Records from a data collection:

--*--

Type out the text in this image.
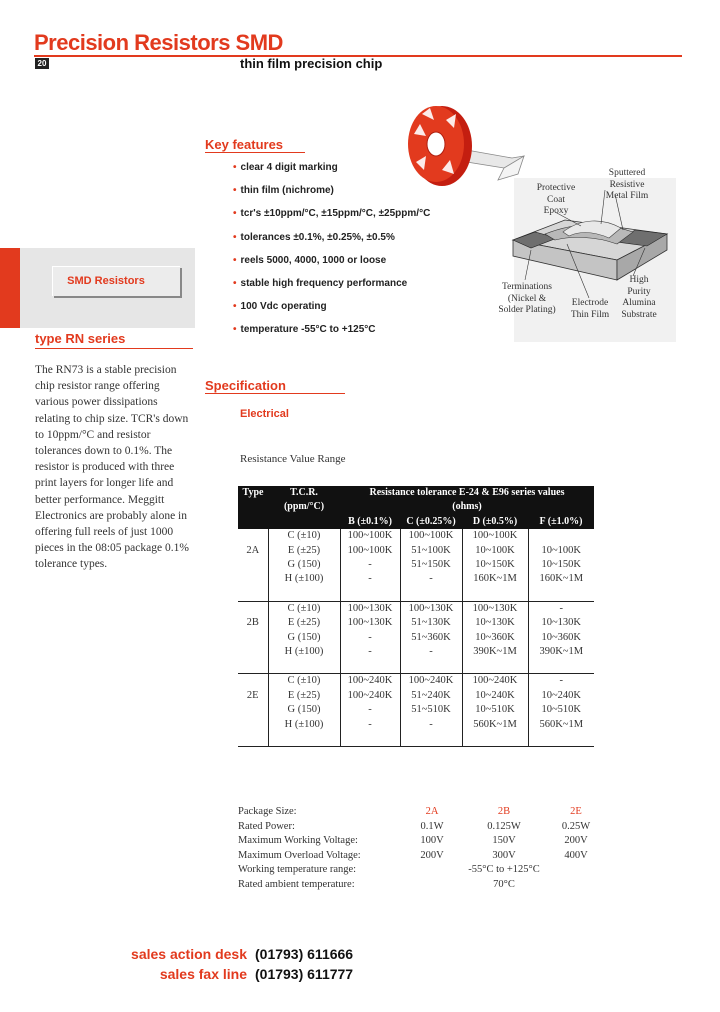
Precision Resistors SMD
20	thin film precision chip
SMD Resistors
type RN series
The RN73 is a stable precision chip resistor range offering various power dissipations relating to chip size. TCR's down to 10ppm/°C and resistor tolerances down to 0.1%. The resistor is produced with three print layers for longer life and better performance. Meggitt Electronics are probably alone in offering full reels of just 1000 pieces in the 08:05 package 0.1% tolerance types.
Key features
• clear 4 digit marking
• thin film (nichrome)
• tcr's ±10ppm/°C, ±15ppm/°C, ±25ppm/°C
• tolerances ±0.1%, ±0.25%, ±0.5%
• reels 5000, 4000, 1000 or loose
• stable high frequency performance
• 100 Vdc operating
• temperature -55°C to +125°C
Protective
Coat
Epoxy
Sputtered
Resistive
Metal Film
Terminations
(Nickel &
Solder Plating)
Electrode
Thin Film
High
Purity
Alumina
Substrate
Specification
Electrical
Resistance Value Range
Type	T.C.R.	Resistance tolerance E-24 & E96 series values			
	(ppm/°C)	(ohms)			
		B (±0.1%)	C (±0.25%)	D (±0.5%)	F (±1.0%)
	C (±10)	100~100K	100~100K	100~100K	
2A	E (±25)	100~100K	51~100K	10~100K	10~100K
	G (150)	-	51~150K	10~150K	10~150K
	H (±100)	-	-	160K~1M	160K~1M

	C (±10)	100~130K	100~130K	100~130K	-
2B	E (±25)	100~130K	51~130K	10~130K	10~130K
	G (150)	-	51~360K	10~360K	10~360K
	H (±100)	-	-	390K~1M	390K~1M

	C (±10)	100~240K	100~240K	100~240K	-
2E	E (±25)	100~240K	51~240K	10~240K	10~240K
	G (150)	-	51~510K	10~510K	10~510K
	H (±100)	-	-	560K~1M	560K~1M

Package Size:	2A	2B	2E
Rated Power:	0.1W	0.125W	0.25W
Maximum Working Voltage:	100V	150V	200V
Maximum Overload Voltage:	200V	300V	400V
Working temperature range:		-55°C to +125°C	
Rated ambient temperature:		70°C	
sales action desk (01793) 611666
sales fax line (01793) 611777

--*--

Look through the records and gather every line containing "stable".

• [WRITTEN SOLUTION]:
The RN73 is a stable precision chip resistor range offering various power dissipations relating to chip size. TCR's down to 10ppm/°C and resistor tolerances down to 0.1%. The resistor is produced with three print layers for longer life and better performance. Meggitt Electronics are probably alone in offering full reels of just 1000 pieces in the 08:05 package 0.1% tolerance types.
• stable high frequency performance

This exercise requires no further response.